PROBLEM TO SOLVE: Reproduce each line that includes the word "vuotiaat".

ITEMS:

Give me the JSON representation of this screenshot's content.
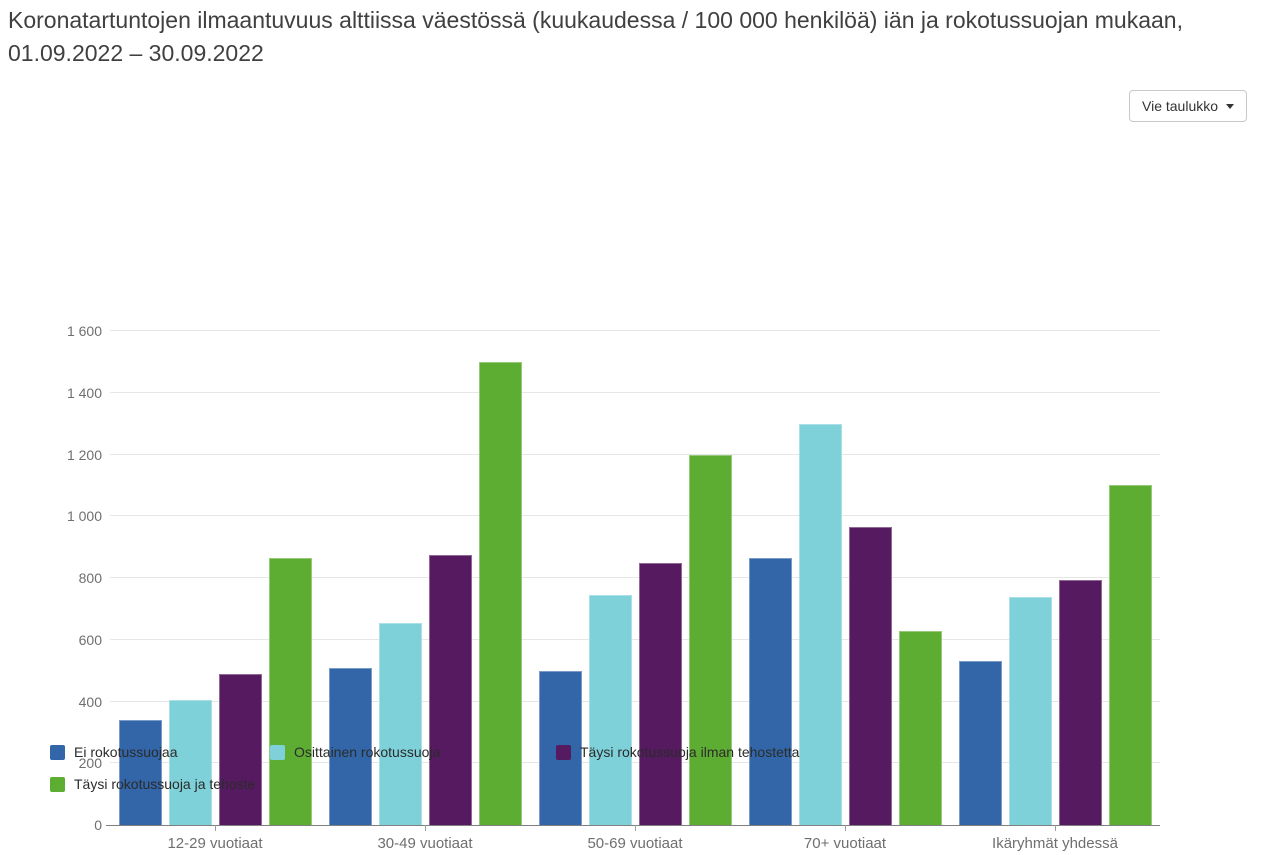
{
  "header": {
    "title": "Koronatartuntojen ilmaantuvuus alttiissa väestössä (kuukaudessa / 100 000 henkilöä) iän ja rokotussuojan mukaan, 01.09.2022 – 30.09.2022",
    "export_button_label": "Vie taulukko"
  },
  "chart_data": {
    "type": "bar",
    "title": "Koronatartuntojen ilmaantuvuus alttiissa väestössä (kuukaudessa / 100 000 henkilöä) iän ja rokotussuojan mukaan, 01.09.2022 – 30.09.2022",
    "categories": [
      "12-29 vuotiaat",
      "30-49 vuotiaat",
      "50-69 vuotiaat",
      "70+ vuotiaat",
      "Ikäryhmät yhdessä"
    ],
    "series": [
      {
        "name": "Ei rokotussuojaa",
        "color": "#3266a8",
        "values": [
          340,
          510,
          500,
          865,
          530
        ]
      },
      {
        "name": "Osittainen rokotussuoja",
        "color": "#7fd1d9",
        "values": [
          405,
          655,
          745,
          1300,
          740
        ]
      },
      {
        "name": "Täysi rokotussuoja ilman tehostetta",
        "color": "#551a5f",
        "values": [
          490,
          875,
          850,
          965,
          795
        ]
      },
      {
        "name": "Täysi rokotussuoja ja tehoste",
        "color": "#5ead33",
        "values": [
          865,
          1500,
          1200,
          630,
          1100
        ]
      }
    ],
    "xlabel": "",
    "ylabel": "",
    "ylim": [
      0,
      1600
    ],
    "ytick_step": 200,
    "yticklabels": [
      "0",
      "200",
      "400",
      "600",
      "800",
      "1 000",
      "1 200",
      "1 400",
      "1 600"
    ],
    "grid": true,
    "legend_position": "bottom-left"
  }
}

SOLUTION FOR THIS EXERCISE:
      "12-29 vuotiaat",
      "30-49 vuotiaat",
      "50-69 vuotiaat",
      "70+ vuotiaat",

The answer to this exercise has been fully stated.